======== Records for processing

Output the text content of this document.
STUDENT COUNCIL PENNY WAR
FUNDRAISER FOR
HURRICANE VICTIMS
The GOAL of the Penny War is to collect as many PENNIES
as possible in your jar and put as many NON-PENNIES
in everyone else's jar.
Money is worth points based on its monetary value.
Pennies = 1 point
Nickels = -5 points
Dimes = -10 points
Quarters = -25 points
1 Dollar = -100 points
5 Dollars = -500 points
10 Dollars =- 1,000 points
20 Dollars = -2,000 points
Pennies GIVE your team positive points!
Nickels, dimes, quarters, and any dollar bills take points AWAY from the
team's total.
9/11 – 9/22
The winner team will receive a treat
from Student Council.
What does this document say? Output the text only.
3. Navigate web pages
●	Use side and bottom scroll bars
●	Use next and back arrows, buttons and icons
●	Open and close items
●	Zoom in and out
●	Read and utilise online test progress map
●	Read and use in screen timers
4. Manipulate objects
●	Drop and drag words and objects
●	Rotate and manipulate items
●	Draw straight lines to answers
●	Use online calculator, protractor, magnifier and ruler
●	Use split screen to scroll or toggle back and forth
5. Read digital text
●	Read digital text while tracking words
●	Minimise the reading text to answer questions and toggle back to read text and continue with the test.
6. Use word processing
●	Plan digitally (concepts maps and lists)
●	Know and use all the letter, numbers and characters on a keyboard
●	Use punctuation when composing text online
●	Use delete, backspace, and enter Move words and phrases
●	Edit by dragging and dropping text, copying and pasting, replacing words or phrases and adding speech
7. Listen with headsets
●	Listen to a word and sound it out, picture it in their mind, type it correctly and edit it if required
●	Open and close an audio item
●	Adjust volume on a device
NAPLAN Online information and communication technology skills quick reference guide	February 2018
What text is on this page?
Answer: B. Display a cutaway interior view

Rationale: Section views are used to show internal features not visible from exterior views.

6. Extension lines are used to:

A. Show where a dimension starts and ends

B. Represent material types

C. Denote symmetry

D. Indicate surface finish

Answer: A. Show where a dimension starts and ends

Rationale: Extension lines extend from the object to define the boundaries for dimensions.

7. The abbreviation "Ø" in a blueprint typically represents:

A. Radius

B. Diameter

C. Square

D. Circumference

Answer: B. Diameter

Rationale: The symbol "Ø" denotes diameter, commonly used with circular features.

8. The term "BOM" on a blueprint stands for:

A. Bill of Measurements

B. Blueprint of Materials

================

» Given request
Print every record above exactly as written.

» Answer below
Output the text content of this document.
STUDENT COUNCIL PENNY WAR
FUNDRAISER FOR
HURRICANE VICTIMS
The GOAL of the Penny War is to collect as many PENNIES
as possible in your jar and put as many NON-PENNIES
in everyone else's jar.
Money is worth points based on its monetary value.
Pennies = 1 point
Nickels = -5 points
Dimes = -10 points
Quarters = -25 points
1 Dollar = -100 points
5 Dollars = -500 points
10 Dollars =- 1,000 points
20 Dollars = -2,000 points
Pennies GIVE your team positive points!
Nickels, dimes, quarters, and any dollar bills take points AWAY from the
team's total.
9/11 – 9/22
The winner team will receive a treat
from Student Council.
What does this document say? Output the text only.
3. Navigate web pages
●	Use side and bottom scroll bars
●	Use next and back arrows, buttons and icons
●	Open and close items
●	Zoom in and out
●	Read and utilise online test progress map
●	Read and use in screen timers
4. Manipulate objects
●	Drop and drag words and objects
●	Rotate and manipulate items
●	Draw straight lines to answers
●	Use online calculator, protractor, magnifier and ruler
●	Use split screen to scroll or toggle back and forth
5. Read digital text
●	Read digital text while tracking words
●	Minimise the reading text to answer questions and toggle back to read text and continue with the test.
6. Use word processing
●	Plan digitally (concepts maps and lists)
●	Know and use all the letter, numbers and characters on a keyboard
●	Use punctuation when composing text online
●	Use delete, backspace, and enter Move words and phrases
●	Edit by dragging and dropping text, copying and pasting, replacing words or phrases and adding speech
7. Listen with headsets
●	Listen to a word and sound it out, picture it in their mind, type it correctly and edit it if required
●	Open and close an audio item
●	Adjust volume on a device
NAPLAN Online information and communication technology skills quick reference guide	February 2018
What text is on this page?
Answer: B. Display a cutaway interior view

Rationale: Section views are used to show internal features not visible from exterior views.

6. Extension lines are used to:

A. Show where a dimension starts and ends

B. Represent material types

C. Denote symmetry

D. Indicate surface finish

Answer: A. Show where a dimension starts and ends

Rationale: Extension lines extend from the object to define the boundaries for dimensions.

7. The abbreviation "Ø" in a blueprint typically represents:

A. Radius

B. Diameter

C. Square

D. Circumference

Answer: B. Diameter

Rationale: The symbol "Ø" denotes diameter, commonly used with circular features.

8. The term "BOM" on a blueprint stands for:

A. Bill of Measurements

B. Blueprint of Materials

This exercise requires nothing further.